== Goal ==
The required output is a single number: how many lines of the material contain the string "Migration".

________

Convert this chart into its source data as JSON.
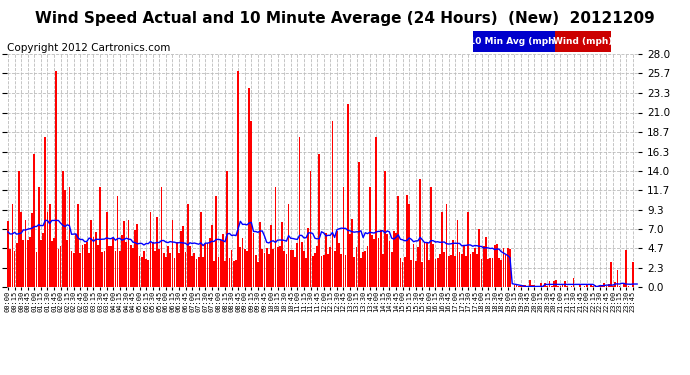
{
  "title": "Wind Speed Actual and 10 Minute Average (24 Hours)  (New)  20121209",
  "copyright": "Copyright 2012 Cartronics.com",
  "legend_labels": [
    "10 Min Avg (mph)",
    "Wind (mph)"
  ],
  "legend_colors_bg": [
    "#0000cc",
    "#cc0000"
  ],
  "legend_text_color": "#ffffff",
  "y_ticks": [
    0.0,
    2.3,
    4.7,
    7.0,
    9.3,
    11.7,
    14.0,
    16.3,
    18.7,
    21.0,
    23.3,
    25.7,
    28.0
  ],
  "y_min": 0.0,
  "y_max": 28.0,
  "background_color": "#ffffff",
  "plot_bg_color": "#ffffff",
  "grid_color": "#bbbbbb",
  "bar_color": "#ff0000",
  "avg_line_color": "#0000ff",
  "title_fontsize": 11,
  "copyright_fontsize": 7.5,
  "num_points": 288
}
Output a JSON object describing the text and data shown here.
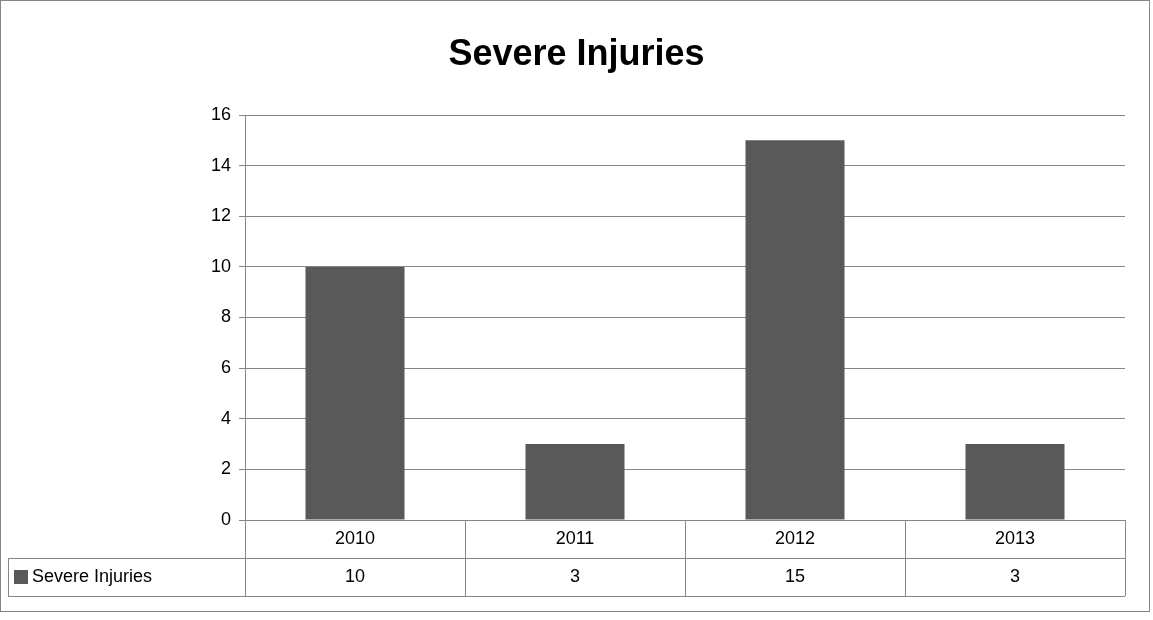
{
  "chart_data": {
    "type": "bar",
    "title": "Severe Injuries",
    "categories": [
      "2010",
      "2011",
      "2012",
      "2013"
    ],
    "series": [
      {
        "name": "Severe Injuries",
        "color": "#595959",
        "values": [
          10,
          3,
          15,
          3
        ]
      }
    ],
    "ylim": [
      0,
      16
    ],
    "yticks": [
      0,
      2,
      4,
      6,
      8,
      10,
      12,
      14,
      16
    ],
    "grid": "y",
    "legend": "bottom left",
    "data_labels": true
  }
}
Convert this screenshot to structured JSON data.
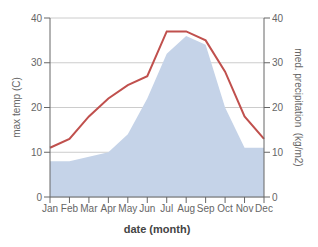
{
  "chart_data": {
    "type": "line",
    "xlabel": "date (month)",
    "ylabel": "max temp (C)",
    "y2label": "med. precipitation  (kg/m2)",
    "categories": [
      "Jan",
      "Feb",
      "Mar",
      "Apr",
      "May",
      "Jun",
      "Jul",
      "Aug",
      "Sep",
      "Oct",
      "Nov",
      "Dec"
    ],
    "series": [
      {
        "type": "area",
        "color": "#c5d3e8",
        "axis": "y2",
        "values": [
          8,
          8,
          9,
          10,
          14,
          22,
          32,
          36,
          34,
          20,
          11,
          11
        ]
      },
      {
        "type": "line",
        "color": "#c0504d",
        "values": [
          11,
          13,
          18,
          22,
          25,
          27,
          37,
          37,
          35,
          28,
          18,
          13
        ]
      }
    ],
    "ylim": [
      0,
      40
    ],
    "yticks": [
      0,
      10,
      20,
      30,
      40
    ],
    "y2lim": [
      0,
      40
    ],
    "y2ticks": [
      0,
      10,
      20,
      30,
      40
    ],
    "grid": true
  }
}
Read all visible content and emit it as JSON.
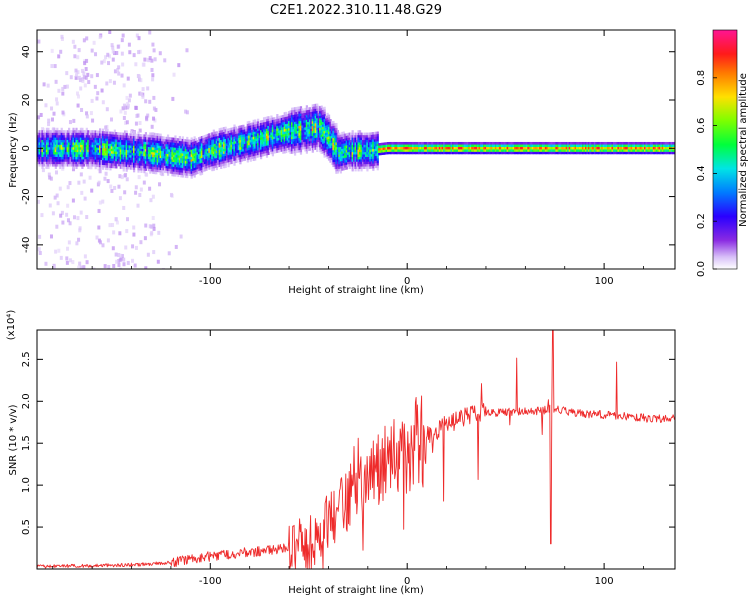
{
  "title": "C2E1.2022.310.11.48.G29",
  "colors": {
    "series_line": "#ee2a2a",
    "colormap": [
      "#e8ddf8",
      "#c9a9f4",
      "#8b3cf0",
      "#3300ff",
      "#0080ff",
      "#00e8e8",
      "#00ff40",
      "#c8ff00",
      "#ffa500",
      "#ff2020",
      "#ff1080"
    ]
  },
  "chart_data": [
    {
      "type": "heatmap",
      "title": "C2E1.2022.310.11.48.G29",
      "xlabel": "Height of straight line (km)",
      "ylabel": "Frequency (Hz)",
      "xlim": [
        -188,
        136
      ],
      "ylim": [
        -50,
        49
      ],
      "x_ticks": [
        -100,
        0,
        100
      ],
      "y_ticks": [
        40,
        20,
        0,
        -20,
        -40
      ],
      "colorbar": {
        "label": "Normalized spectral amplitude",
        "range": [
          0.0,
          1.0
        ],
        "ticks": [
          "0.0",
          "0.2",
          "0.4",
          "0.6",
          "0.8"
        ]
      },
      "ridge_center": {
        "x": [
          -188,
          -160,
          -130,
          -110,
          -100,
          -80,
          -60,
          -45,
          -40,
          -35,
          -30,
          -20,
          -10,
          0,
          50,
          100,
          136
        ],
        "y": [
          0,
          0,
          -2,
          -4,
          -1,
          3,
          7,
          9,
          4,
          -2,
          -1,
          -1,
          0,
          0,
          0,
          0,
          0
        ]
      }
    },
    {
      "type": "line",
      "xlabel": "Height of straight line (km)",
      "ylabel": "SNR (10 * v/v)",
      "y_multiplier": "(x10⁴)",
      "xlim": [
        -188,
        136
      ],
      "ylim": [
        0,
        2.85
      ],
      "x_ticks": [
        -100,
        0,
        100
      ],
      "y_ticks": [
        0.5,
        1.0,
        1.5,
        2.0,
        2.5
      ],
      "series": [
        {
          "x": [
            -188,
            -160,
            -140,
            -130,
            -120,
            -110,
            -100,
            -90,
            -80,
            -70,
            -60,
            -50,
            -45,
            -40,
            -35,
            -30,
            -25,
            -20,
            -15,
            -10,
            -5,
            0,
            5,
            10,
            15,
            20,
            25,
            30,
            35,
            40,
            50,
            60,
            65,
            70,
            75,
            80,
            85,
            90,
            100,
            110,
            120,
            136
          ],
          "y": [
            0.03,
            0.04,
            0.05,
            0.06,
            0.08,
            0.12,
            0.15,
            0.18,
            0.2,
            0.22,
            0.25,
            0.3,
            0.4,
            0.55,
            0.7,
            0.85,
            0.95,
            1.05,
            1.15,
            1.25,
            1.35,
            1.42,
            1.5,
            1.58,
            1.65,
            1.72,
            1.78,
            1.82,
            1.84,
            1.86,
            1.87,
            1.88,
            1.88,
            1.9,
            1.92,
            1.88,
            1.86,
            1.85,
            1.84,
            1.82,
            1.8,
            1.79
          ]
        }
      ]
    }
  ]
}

________

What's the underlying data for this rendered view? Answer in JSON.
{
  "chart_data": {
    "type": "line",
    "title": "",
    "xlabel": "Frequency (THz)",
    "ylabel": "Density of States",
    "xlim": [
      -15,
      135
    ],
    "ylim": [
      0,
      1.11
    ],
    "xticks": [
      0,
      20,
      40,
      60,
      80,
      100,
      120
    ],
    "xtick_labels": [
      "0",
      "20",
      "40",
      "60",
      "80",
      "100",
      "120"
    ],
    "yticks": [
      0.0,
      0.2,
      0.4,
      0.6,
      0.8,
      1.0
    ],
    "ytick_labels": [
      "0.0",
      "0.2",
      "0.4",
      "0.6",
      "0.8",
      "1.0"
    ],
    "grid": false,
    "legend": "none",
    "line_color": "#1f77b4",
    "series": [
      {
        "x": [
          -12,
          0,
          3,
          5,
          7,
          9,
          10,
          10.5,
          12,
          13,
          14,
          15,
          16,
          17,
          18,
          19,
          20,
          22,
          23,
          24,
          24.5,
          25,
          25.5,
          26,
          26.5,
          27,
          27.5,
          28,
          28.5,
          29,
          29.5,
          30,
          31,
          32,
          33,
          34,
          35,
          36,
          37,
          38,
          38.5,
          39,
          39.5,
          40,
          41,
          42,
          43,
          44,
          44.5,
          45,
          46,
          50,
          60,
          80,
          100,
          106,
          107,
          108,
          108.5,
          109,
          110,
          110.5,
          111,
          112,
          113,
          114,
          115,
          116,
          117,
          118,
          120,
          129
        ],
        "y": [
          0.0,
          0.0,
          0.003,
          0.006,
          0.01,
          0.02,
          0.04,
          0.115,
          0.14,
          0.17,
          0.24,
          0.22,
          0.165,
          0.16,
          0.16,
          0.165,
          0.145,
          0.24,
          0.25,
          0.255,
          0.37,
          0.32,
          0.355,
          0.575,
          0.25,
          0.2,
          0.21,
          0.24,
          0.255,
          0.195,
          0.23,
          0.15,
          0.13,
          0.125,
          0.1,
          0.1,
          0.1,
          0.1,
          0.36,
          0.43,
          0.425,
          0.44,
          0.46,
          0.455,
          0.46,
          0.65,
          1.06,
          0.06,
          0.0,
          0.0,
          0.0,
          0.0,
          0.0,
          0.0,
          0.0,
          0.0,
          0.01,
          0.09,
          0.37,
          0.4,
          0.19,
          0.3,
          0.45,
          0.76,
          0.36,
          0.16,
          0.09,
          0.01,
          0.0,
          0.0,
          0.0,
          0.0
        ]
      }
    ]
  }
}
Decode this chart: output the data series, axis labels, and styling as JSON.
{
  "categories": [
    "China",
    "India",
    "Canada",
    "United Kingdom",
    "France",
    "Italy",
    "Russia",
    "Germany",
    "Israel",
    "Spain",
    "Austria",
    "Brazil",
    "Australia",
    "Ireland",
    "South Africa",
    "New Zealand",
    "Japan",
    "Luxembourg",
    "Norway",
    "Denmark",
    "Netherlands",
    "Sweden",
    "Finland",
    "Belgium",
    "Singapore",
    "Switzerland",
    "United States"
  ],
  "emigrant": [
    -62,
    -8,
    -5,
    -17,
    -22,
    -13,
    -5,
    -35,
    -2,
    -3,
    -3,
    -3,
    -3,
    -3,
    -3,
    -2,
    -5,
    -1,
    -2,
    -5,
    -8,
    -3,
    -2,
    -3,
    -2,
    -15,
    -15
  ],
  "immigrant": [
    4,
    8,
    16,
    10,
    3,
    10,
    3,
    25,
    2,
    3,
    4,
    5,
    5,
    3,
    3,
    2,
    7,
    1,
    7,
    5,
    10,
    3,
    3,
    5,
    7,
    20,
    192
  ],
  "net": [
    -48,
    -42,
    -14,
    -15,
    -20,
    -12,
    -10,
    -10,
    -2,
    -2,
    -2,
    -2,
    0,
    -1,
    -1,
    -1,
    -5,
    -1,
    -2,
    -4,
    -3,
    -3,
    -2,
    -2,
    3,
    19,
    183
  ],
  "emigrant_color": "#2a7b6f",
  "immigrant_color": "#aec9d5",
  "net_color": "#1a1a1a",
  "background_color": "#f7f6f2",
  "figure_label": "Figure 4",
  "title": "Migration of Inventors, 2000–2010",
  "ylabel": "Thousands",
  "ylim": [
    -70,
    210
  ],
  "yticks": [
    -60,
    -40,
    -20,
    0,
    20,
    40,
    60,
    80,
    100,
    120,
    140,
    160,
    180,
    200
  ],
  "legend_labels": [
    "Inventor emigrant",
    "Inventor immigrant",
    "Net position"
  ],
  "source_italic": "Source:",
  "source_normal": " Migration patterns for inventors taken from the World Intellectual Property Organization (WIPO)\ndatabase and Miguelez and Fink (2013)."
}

________

== Response ==
2